_Task prompt_
Your task is to output all the records below, word for word.

_Provided data_
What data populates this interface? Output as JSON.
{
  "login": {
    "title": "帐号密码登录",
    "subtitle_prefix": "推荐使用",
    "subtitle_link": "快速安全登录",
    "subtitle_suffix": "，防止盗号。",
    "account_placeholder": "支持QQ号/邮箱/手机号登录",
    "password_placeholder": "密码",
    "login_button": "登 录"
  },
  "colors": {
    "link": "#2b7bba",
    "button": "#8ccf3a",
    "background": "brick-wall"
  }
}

_The answer_
What data populates this interface? Output as JSON.
{
  "login": {
    "title": "帐号密码登录",
    "subtitle_prefix": "推荐使用",
    "subtitle_link": "快速安全登录",
    "subtitle_suffix": "，防止盗号。",
    "account_placeholder": "支持QQ号/邮箱/手机号登录",
    "password_placeholder": "密码",
    "login_button": "登 录"
  },
  "colors": {
    "link": "#2b7bba",
    "button": "#8ccf3a",
    "background": "brick-wall"
  }
}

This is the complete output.